*AIM*
Lift out each line of the data that holds "Density".

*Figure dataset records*
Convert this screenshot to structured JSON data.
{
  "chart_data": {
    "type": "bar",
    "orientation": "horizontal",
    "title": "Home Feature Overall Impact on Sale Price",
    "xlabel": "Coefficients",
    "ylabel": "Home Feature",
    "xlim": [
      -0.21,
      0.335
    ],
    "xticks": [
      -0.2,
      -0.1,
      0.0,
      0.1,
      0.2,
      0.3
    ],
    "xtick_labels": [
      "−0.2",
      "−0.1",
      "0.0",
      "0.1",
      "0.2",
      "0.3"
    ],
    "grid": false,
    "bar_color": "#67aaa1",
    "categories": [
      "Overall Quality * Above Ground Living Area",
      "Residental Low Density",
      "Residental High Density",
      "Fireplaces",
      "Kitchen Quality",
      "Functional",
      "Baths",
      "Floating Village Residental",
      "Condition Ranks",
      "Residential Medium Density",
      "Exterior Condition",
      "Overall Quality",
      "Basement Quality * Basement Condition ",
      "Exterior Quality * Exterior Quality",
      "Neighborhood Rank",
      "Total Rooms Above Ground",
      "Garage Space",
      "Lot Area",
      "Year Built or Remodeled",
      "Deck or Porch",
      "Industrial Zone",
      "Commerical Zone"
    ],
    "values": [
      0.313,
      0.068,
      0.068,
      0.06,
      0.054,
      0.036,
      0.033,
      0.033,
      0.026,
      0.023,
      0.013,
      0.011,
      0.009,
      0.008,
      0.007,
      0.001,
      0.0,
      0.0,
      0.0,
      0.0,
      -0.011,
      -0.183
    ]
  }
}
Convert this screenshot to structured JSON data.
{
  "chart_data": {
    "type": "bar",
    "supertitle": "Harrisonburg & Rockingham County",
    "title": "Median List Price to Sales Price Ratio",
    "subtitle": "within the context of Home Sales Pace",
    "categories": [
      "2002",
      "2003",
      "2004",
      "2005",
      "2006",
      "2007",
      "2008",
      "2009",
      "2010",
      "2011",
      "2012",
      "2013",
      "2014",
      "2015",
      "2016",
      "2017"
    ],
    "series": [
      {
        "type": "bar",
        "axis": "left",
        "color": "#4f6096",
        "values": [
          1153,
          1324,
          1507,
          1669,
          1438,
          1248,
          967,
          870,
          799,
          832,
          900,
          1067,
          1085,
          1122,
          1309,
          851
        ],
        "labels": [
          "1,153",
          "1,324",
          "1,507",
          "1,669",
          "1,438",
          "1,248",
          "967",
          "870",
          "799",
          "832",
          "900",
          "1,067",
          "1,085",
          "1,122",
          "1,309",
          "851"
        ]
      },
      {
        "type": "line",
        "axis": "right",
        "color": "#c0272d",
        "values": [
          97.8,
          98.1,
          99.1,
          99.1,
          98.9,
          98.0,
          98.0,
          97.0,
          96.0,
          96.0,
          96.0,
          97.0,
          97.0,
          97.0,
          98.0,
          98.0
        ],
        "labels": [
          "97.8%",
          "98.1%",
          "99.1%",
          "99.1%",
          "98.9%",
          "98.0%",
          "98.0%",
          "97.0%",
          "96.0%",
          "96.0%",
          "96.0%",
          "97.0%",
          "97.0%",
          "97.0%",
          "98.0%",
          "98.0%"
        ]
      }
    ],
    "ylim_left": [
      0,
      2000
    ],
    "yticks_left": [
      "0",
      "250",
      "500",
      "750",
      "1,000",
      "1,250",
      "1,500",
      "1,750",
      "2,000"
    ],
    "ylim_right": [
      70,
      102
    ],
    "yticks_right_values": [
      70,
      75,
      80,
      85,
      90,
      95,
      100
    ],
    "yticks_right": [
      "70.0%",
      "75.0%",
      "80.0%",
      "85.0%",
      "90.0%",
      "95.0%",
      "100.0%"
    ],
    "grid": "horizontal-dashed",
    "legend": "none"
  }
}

*SOLUTION FOR THIS EXERCISE*
      "Residental Low Density",
      "Residental High Density",
      "Residential Medium Density",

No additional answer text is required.